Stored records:
^^^^^^^^^^^^^^^^

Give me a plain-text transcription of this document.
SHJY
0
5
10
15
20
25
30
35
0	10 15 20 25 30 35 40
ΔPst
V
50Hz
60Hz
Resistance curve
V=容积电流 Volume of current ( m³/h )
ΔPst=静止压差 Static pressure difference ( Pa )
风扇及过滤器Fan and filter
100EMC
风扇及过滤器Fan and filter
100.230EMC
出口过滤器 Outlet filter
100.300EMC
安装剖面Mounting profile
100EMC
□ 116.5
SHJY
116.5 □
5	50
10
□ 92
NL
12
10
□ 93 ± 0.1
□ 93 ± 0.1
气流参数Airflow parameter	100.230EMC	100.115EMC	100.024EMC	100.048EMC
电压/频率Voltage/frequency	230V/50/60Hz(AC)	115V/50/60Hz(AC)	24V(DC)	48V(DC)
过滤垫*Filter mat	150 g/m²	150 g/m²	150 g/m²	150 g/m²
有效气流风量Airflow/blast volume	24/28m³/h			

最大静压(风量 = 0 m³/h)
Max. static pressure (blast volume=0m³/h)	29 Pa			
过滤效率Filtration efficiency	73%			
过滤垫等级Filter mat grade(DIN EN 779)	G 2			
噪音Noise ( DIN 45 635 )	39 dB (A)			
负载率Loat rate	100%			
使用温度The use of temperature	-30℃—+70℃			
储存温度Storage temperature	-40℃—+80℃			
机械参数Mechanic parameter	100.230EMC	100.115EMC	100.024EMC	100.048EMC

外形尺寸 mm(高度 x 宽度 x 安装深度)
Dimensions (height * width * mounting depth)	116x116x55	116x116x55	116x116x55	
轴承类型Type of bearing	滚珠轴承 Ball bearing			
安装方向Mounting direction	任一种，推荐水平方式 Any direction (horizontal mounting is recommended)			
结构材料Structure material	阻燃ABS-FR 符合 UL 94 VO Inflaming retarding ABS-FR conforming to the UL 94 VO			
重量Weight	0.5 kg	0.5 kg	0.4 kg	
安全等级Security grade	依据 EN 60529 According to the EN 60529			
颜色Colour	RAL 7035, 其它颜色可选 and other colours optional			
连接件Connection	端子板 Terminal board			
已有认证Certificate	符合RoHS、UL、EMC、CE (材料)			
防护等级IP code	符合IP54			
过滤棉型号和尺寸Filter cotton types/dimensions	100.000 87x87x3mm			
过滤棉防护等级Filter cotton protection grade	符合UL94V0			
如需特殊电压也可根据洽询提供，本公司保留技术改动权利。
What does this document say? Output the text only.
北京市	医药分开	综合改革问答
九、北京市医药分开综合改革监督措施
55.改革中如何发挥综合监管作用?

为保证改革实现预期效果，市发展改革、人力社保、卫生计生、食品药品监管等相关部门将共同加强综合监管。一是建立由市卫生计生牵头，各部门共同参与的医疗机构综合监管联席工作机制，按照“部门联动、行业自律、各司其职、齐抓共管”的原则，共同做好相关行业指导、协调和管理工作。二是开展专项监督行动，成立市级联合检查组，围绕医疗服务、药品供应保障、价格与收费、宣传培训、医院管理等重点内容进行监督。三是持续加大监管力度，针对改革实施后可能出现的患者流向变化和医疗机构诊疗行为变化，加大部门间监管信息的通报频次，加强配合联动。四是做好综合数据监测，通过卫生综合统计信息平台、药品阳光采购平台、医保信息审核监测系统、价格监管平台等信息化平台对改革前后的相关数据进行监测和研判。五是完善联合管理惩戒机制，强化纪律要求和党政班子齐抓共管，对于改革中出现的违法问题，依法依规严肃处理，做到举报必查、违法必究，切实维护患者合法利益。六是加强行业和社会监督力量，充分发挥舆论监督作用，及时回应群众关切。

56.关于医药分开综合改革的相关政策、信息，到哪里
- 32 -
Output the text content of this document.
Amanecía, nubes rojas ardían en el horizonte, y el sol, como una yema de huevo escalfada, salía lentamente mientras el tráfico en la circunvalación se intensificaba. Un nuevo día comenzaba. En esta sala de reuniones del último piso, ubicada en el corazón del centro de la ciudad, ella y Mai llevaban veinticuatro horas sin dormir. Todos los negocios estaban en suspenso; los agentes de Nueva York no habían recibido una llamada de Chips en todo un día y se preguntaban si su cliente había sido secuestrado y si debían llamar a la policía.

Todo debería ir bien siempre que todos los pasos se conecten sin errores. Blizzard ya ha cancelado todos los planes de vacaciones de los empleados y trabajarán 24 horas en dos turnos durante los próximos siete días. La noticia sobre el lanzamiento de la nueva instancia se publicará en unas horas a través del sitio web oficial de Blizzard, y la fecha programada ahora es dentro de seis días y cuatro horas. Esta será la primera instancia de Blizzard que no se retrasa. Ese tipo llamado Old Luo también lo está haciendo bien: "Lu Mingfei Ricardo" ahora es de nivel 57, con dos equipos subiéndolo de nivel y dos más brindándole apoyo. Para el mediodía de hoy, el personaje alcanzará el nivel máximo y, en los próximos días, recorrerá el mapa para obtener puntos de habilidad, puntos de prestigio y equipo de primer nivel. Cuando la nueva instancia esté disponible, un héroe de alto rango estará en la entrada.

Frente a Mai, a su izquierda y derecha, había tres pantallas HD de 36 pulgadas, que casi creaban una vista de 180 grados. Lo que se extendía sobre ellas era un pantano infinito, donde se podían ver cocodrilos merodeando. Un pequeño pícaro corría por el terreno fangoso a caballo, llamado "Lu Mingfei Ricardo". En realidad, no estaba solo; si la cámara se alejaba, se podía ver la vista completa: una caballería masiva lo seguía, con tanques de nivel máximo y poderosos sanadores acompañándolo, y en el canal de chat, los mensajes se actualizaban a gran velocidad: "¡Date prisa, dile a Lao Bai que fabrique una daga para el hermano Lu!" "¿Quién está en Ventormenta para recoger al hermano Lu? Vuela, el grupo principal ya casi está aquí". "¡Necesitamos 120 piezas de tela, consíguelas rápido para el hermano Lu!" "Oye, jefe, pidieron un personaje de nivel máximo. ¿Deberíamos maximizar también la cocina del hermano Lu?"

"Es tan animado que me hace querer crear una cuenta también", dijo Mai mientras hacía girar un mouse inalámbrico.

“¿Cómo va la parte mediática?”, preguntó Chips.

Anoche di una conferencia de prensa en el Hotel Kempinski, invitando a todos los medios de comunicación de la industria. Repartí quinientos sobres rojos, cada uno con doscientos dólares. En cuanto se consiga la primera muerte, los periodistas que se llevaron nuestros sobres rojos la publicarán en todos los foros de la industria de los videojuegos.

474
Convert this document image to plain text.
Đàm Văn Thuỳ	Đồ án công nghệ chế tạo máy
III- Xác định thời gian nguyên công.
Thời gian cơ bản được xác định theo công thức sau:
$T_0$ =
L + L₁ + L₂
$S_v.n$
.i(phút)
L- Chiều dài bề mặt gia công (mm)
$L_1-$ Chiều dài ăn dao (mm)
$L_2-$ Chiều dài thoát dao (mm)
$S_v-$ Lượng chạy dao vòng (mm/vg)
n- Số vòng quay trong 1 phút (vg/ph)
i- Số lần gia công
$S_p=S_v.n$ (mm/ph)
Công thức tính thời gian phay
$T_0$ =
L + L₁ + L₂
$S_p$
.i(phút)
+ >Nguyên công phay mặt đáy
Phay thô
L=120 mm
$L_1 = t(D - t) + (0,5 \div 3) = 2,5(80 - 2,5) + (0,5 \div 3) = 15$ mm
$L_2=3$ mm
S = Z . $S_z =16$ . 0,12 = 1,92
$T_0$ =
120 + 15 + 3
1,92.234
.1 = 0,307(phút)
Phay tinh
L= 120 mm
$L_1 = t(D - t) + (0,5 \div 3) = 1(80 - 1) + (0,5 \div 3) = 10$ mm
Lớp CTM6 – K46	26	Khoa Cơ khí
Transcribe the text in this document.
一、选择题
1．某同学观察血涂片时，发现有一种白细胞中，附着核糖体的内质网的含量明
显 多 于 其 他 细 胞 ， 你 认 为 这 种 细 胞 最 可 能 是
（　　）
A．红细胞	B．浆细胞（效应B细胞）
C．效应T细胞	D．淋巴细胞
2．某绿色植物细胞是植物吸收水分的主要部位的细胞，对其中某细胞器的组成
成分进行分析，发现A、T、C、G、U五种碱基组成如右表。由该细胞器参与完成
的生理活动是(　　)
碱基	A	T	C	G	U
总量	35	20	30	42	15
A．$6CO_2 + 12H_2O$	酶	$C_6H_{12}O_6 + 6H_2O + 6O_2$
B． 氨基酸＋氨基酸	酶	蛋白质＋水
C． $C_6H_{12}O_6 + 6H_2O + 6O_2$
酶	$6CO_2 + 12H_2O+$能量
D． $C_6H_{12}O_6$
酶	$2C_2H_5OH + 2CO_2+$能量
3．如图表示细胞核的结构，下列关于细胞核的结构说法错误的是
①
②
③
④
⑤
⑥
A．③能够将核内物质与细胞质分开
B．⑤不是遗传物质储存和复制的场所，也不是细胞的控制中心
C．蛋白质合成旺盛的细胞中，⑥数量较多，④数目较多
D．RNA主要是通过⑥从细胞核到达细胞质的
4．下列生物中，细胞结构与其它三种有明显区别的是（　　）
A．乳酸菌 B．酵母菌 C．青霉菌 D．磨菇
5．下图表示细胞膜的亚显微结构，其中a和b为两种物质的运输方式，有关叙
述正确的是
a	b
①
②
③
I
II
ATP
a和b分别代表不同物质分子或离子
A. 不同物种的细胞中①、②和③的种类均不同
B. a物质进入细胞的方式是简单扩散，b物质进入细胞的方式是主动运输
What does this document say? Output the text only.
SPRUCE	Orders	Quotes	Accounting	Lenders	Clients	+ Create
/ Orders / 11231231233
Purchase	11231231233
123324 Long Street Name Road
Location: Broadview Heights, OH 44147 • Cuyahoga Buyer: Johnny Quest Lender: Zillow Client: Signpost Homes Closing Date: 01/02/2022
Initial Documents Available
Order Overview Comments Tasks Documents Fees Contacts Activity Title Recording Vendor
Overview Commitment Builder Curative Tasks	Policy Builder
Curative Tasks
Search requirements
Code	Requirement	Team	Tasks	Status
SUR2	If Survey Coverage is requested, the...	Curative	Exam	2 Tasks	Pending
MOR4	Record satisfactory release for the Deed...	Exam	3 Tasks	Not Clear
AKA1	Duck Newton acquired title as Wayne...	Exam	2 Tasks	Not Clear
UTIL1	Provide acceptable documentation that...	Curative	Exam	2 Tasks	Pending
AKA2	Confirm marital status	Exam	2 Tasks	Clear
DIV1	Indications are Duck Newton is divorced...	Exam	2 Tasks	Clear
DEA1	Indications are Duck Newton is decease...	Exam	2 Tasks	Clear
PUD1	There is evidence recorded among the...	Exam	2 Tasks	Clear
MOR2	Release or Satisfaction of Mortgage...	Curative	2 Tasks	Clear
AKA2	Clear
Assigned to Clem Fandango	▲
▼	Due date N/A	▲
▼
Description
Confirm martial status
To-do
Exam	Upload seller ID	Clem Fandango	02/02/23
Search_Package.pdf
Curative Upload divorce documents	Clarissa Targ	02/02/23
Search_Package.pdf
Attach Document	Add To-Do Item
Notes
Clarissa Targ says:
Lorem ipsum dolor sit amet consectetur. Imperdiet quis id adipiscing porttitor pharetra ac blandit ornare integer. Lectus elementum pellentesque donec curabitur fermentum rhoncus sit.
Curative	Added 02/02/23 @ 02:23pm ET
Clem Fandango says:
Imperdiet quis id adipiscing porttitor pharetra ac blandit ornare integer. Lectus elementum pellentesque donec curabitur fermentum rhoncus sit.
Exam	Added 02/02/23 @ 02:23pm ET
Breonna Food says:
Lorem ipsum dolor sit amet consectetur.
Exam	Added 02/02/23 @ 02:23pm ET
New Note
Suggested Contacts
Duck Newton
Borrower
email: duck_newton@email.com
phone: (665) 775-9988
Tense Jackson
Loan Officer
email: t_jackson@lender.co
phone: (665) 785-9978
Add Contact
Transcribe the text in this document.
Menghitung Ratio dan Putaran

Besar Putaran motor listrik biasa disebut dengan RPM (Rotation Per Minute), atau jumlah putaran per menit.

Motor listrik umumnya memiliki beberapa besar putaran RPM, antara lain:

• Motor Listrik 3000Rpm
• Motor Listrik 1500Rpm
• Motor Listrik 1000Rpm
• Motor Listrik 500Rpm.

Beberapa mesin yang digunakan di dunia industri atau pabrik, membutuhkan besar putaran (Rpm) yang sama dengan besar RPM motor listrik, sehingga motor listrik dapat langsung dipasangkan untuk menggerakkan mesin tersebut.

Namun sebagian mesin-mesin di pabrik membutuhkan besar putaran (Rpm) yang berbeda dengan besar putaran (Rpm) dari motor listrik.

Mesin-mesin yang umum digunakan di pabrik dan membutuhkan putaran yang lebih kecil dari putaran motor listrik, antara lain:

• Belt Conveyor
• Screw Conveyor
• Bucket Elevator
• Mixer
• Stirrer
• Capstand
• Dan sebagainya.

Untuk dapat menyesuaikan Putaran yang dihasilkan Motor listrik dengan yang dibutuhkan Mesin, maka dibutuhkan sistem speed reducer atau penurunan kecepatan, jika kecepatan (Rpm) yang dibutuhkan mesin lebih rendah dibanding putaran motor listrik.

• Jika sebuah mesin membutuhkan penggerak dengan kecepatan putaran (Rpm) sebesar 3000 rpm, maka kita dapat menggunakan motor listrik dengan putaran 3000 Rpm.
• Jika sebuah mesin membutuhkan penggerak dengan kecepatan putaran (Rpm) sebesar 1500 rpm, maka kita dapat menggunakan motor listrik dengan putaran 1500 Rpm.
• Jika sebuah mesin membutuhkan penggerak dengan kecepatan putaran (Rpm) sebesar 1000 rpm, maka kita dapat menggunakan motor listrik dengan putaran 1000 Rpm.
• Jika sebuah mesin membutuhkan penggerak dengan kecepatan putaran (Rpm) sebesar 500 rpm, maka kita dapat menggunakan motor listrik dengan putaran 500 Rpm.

^^^^^^^^^^^^^^^^

## THE REQUEST
Isolate each line of the listing above that includes "grade". Copy it.

## THE SOLUTION
过滤垫等级Filter mat grade(DIN EN 779)	G 2			
安全等级Security grade	依据 EN 60529 According to the EN 60529			
过滤棉防护等级Filter cotton protection grade	符合UL94V0			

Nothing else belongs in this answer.